* Written exercise *
Among the records below, find each line that includes the string "JSON" and copy it.

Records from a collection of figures
☆ ☆ ☆

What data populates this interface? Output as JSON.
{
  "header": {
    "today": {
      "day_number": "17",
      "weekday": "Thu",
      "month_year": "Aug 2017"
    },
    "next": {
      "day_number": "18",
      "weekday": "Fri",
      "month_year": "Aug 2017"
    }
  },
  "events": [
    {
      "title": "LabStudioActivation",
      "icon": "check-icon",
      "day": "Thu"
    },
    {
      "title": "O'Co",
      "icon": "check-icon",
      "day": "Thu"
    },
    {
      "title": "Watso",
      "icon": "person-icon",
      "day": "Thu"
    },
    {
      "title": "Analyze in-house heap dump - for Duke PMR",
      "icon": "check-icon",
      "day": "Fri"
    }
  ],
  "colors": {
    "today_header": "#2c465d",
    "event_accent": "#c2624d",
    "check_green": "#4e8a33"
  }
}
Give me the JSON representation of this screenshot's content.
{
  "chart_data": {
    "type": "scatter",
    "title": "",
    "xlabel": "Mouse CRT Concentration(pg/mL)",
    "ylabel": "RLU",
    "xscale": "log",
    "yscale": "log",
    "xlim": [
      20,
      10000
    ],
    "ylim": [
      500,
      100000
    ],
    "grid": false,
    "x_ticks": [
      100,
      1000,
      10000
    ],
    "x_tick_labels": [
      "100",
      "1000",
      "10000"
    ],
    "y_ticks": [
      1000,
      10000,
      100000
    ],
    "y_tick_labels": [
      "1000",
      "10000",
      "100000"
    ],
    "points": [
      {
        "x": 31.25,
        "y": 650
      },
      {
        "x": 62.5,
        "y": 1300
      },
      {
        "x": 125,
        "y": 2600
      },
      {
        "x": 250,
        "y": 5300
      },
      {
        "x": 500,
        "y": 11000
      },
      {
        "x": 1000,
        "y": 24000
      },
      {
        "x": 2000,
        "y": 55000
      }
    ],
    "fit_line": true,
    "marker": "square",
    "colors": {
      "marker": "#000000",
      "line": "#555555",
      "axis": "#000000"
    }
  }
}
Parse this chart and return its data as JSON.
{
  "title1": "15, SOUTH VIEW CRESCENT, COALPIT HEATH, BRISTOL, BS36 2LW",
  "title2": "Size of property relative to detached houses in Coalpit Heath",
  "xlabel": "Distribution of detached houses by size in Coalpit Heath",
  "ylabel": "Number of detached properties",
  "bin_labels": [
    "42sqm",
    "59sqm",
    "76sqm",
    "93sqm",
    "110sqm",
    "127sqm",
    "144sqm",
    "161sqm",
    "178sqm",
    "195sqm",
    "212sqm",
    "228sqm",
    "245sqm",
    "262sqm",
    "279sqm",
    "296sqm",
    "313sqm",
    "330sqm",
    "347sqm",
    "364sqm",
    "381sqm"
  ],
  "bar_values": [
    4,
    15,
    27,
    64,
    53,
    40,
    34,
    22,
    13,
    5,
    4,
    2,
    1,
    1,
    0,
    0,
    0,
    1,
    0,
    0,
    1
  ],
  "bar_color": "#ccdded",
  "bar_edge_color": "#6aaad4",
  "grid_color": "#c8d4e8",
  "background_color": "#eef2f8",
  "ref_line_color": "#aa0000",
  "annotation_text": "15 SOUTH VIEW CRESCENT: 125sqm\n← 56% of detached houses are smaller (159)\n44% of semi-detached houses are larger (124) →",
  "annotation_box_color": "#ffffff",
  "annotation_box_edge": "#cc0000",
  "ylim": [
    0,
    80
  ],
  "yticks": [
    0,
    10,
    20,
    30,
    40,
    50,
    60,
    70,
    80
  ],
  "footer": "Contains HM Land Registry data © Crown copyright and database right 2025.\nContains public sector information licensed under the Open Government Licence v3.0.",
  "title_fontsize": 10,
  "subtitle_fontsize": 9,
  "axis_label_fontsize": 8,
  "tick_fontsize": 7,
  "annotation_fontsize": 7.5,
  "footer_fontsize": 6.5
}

☆ ☆ ☆

* Written answer *
What data populates this interface? Output as JSON.
Give me the JSON representation of this screenshot's content.
Parse this chart and return its data as JSON.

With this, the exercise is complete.